*Task details:* Pull out every line from the start of the records through the line containing "table-task-2 bbox=[55, 109, 850, 245]", inclusive, and reproduce them verbatim.

# START OF Data for processing

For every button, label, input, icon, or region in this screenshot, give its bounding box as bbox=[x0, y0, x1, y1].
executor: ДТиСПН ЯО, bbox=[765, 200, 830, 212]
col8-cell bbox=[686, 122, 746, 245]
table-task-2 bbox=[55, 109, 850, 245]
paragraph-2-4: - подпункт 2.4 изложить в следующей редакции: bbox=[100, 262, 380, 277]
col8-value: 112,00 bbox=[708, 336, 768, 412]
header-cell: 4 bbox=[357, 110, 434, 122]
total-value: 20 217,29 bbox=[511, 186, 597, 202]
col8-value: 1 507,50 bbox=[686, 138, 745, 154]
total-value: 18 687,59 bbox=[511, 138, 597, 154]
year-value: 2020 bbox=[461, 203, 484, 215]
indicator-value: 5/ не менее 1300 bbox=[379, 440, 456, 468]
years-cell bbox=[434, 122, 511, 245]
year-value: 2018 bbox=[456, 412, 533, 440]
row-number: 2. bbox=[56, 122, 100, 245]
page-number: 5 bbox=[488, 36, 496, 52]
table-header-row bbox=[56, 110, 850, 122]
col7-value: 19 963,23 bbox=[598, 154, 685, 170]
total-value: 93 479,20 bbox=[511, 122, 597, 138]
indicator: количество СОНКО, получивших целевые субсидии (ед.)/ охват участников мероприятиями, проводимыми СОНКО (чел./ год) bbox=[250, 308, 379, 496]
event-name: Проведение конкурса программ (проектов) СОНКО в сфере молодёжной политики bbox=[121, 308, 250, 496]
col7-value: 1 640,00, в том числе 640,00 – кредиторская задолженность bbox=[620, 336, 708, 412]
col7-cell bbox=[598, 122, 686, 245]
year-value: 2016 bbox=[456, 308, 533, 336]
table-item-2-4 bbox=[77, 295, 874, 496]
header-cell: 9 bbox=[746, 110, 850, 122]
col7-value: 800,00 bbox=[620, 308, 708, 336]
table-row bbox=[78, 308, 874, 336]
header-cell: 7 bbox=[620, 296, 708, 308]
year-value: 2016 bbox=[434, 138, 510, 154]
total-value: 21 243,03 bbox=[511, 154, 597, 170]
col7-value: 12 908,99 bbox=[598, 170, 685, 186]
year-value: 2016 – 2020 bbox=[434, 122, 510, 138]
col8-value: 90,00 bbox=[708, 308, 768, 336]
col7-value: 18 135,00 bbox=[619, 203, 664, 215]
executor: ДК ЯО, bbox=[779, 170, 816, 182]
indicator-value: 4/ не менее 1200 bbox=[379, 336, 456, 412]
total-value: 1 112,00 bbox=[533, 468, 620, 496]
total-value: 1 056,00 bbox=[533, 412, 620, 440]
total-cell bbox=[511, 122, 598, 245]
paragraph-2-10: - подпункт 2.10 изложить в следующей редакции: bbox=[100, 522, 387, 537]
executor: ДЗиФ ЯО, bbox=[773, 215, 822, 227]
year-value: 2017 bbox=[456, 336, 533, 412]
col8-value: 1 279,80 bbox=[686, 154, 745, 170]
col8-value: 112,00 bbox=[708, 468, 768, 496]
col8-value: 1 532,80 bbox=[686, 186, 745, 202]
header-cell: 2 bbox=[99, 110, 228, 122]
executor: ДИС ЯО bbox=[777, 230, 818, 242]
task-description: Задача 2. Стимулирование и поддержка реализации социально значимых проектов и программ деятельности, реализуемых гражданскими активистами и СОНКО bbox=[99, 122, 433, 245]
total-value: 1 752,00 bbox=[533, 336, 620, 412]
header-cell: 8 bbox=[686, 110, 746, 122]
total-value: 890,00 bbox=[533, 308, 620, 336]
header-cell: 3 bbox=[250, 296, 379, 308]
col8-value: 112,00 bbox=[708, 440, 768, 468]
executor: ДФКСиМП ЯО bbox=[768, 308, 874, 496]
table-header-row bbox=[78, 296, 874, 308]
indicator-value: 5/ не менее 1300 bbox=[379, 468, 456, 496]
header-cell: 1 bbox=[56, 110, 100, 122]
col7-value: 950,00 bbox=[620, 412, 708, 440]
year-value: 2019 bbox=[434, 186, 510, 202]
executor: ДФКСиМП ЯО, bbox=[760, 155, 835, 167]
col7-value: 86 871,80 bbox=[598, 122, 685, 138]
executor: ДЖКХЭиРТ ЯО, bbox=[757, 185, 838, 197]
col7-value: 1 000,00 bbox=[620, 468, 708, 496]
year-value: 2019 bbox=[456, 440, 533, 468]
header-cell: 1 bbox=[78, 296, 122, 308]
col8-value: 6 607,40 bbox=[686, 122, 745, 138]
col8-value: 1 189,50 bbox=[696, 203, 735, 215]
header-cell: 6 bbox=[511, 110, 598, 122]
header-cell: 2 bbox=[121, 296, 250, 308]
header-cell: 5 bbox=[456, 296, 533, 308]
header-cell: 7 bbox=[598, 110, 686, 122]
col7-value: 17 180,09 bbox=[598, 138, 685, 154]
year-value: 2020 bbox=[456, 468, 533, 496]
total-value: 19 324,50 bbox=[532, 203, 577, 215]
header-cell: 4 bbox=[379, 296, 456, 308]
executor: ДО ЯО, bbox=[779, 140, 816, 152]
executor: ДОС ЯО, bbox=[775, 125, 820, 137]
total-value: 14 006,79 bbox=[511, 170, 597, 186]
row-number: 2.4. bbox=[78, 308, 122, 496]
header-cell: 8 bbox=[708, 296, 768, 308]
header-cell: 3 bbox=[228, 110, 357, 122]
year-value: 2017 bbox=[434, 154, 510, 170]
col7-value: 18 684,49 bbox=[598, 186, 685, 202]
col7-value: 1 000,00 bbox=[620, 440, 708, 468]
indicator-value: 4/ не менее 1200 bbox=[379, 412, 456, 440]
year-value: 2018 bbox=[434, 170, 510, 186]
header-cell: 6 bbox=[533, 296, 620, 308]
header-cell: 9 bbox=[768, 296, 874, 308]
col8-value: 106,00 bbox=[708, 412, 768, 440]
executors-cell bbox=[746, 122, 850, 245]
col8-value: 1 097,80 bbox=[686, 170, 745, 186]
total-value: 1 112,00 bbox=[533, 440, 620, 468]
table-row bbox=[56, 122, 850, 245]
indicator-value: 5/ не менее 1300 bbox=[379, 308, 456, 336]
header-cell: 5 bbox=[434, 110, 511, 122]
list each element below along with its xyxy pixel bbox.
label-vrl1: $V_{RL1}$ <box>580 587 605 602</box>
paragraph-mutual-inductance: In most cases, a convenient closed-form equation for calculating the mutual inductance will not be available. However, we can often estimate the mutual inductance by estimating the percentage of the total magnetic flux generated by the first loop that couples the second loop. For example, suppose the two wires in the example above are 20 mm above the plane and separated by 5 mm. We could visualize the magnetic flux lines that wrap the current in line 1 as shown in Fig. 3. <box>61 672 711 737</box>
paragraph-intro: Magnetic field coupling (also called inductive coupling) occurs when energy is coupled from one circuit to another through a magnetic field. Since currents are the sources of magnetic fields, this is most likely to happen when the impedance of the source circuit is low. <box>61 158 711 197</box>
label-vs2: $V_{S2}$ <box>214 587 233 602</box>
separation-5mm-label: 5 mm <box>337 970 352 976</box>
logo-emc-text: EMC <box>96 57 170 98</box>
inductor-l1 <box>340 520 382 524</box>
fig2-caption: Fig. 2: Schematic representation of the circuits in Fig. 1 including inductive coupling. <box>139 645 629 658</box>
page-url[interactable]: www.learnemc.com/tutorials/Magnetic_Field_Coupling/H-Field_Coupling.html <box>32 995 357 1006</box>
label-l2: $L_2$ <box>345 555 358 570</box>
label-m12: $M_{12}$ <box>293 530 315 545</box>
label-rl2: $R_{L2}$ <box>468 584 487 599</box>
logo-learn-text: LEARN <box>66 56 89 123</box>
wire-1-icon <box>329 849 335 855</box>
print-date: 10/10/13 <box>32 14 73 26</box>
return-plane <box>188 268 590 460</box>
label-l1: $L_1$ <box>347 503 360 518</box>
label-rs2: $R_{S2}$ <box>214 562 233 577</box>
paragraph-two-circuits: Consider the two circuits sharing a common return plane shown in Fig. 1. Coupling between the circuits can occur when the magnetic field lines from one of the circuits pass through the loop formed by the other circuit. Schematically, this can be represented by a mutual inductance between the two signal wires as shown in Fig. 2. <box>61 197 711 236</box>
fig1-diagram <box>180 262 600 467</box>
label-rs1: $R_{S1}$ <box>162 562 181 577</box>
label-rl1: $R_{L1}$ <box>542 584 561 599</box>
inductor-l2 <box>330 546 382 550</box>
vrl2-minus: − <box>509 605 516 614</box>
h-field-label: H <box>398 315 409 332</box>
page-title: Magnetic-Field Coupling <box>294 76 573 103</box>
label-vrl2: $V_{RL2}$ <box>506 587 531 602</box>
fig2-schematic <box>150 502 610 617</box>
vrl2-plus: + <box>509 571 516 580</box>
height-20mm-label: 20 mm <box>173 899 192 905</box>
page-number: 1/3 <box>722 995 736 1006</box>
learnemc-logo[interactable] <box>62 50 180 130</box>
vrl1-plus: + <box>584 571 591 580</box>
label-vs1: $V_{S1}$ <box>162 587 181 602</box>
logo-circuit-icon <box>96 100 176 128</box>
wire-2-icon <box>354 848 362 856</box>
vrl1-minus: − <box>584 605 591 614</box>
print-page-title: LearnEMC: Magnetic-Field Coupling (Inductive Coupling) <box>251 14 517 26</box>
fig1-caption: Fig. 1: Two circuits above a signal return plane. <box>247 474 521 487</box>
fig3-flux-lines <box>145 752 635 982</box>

# END OF Data for processing

*Result:*
For every button, label, input, icon, or region in this screenshot, give its bounding box as bbox=[x0, y0, x1, y1].
executor: ДТиСПН ЯО, bbox=[765, 200, 830, 212]
col8-cell bbox=[686, 122, 746, 245]
table-task-2 bbox=[55, 109, 850, 245]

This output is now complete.